[Stored records]
"""
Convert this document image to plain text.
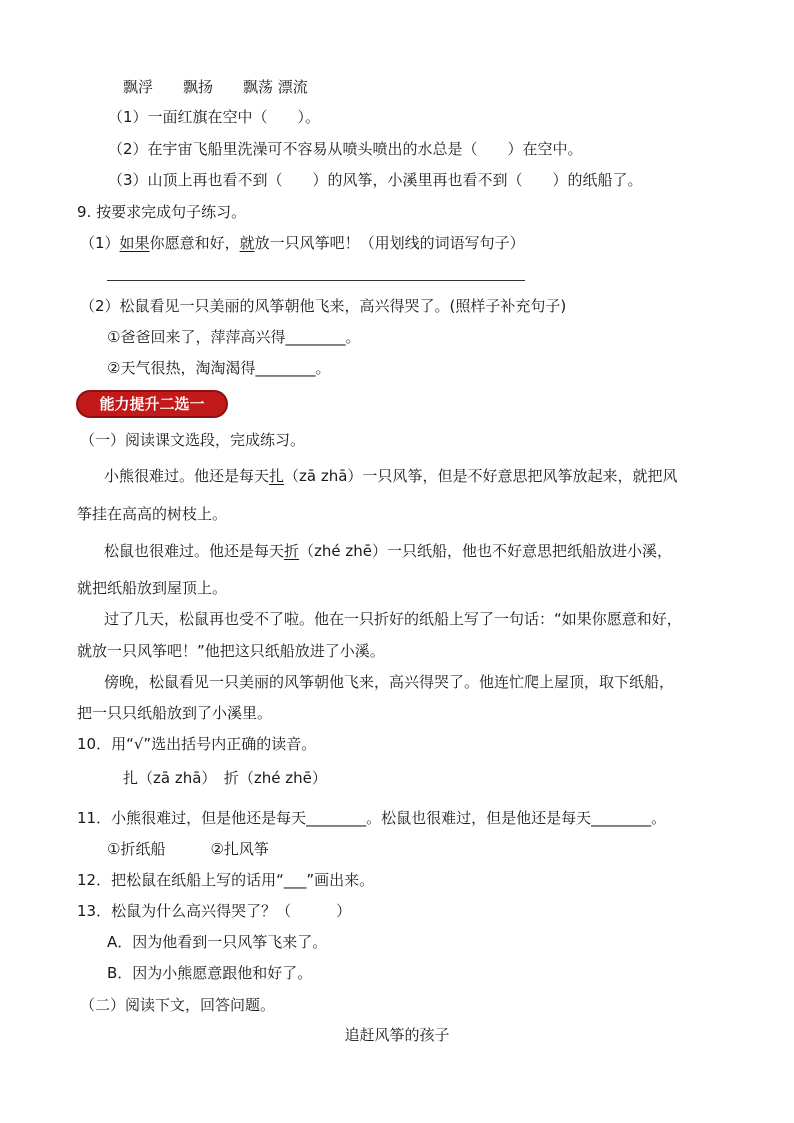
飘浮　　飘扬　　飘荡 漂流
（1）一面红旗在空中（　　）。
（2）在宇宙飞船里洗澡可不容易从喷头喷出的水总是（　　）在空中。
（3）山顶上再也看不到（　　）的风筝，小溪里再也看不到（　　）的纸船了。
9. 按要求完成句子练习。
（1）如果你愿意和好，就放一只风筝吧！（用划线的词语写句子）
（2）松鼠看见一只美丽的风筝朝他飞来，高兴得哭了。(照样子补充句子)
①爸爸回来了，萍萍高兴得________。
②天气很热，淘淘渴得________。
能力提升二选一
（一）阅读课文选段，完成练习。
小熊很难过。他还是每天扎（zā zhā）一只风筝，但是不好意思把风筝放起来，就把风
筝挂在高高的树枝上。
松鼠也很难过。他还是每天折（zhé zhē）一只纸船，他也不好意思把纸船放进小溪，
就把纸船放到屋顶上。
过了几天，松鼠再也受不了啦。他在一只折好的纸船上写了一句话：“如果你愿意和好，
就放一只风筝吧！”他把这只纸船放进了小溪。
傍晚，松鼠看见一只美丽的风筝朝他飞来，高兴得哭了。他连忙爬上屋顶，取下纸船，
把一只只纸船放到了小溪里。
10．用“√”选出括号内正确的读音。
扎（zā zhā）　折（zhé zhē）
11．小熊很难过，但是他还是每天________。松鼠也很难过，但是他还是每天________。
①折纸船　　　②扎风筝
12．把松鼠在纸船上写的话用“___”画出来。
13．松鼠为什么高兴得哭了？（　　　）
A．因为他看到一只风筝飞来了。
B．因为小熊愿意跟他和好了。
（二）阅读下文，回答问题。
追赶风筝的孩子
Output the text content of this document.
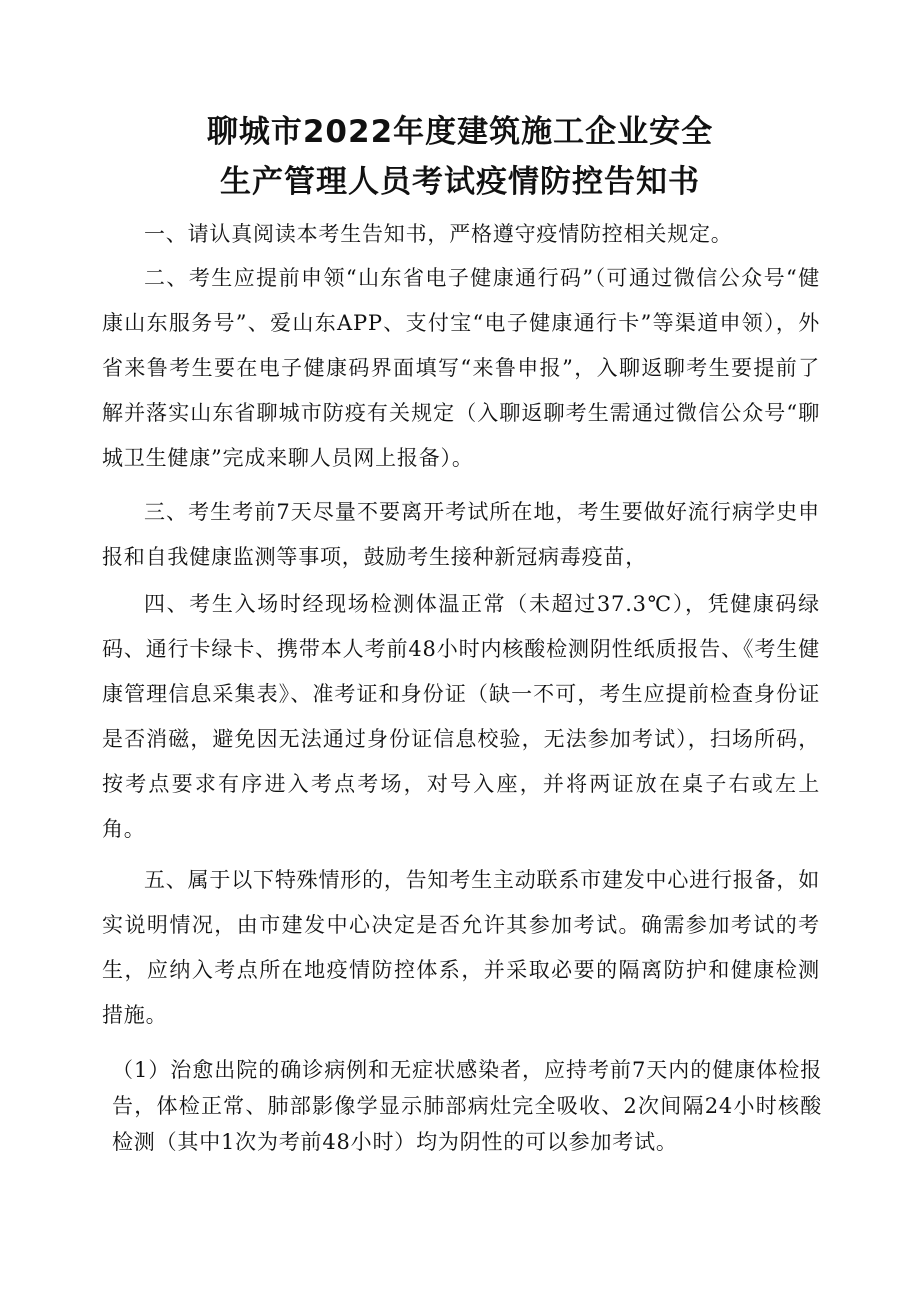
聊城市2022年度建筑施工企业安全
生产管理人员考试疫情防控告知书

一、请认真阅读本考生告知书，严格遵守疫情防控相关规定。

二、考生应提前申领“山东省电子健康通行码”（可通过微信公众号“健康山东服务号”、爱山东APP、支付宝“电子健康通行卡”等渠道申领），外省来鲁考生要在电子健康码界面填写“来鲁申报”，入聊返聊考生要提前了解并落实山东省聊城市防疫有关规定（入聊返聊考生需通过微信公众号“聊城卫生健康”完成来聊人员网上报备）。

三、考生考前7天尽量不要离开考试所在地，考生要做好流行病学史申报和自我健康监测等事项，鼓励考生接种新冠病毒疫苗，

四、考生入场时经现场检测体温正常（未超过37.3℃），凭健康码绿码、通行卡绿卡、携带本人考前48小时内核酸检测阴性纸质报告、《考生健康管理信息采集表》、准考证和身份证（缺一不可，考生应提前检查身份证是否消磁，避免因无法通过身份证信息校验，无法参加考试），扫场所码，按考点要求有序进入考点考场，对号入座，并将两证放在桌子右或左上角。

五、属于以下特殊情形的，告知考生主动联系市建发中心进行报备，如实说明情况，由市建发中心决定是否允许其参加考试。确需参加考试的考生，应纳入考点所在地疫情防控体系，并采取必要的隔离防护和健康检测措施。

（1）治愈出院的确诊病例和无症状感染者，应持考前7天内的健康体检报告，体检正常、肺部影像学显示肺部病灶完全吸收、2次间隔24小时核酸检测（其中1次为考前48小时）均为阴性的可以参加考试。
"""
PROBLEM REQUIREMENTS:
Drop the images and quote the entries word for word.

RESULT FOR THIS EXERCISE:
Convert this document image to plain text.
飘浮　　飘扬　　飘荡 漂流
（1）一面红旗在空中（　　）。
（2）在宇宙飞船里洗澡可不容易从喷头喷出的水总是（　　）在空中。
（3）山顶上再也看不到（　　）的风筝，小溪里再也看不到（　　）的纸船了。
9. 按要求完成句子练习。
（1）如果你愿意和好，就放一只风筝吧！（用划线的词语写句子）
（2）松鼠看见一只美丽的风筝朝他飞来，高兴得哭了。(照样子补充句子)
①爸爸回来了，萍萍高兴得________。
②天气很热，淘淘渴得________。
能力提升二选一
（一）阅读课文选段，完成练习。
小熊很难过。他还是每天扎（zā zhā）一只风筝，但是不好意思把风筝放起来，就把风
筝挂在高高的树枝上。
松鼠也很难过。他还是每天折（zhé zhē）一只纸船，他也不好意思把纸船放进小溪，
就把纸船放到屋顶上。
过了几天，松鼠再也受不了啦。他在一只折好的纸船上写了一句话：“如果你愿意和好，
就放一只风筝吧！”他把这只纸船放进了小溪。
傍晚，松鼠看见一只美丽的风筝朝他飞来，高兴得哭了。他连忙爬上屋顶，取下纸船，
把一只只纸船放到了小溪里。
10．用“√”选出括号内正确的读音。
扎（zā zhā）　折（zhé zhē）
11．小熊很难过，但是他还是每天________。松鼠也很难过，但是他还是每天________。
①折纸船　　　②扎风筝
12．把松鼠在纸船上写的话用“___”画出来。
13．松鼠为什么高兴得哭了？（　　　）
A．因为他看到一只风筝飞来了。
B．因为小熊愿意跟他和好了。
（二）阅读下文，回答问题。
追赶风筝的孩子
Output the text content of this document.
聊城市2022年度建筑施工企业安全
生产管理人员考试疫情防控告知书

一、请认真阅读本考生告知书，严格遵守疫情防控相关规定。

二、考生应提前申领“山东省电子健康通行码”（可通过微信公众号“健康山东服务号”、爱山东APP、支付宝“电子健康通行卡”等渠道申领），外省来鲁考生要在电子健康码界面填写“来鲁申报”，入聊返聊考生要提前了解并落实山东省聊城市防疫有关规定（入聊返聊考生需通过微信公众号“聊城卫生健康”完成来聊人员网上报备）。

三、考生考前7天尽量不要离开考试所在地，考生要做好流行病学史申报和自我健康监测等事项，鼓励考生接种新冠病毒疫苗，

四、考生入场时经现场检测体温正常（未超过37.3℃），凭健康码绿码、通行卡绿卡、携带本人考前48小时内核酸检测阴性纸质报告、《考生健康管理信息采集表》、准考证和身份证（缺一不可，考生应提前检查身份证是否消磁，避免因无法通过身份证信息校验，无法参加考试），扫场所码，按考点要求有序进入考点考场，对号入座，并将两证放在桌子右或左上角。

五、属于以下特殊情形的，告知考生主动联系市建发中心进行报备，如实说明情况，由市建发中心决定是否允许其参加考试。确需参加考试的考生，应纳入考点所在地疫情防控体系，并采取必要的隔离防护和健康检测措施。

（1）治愈出院的确诊病例和无症状感染者，应持考前7天内的健康体检报告，体检正常、肺部影像学显示肺部病灶完全吸收、2次间隔24小时核酸检测（其中1次为考前48小时）均为阴性的可以参加考试。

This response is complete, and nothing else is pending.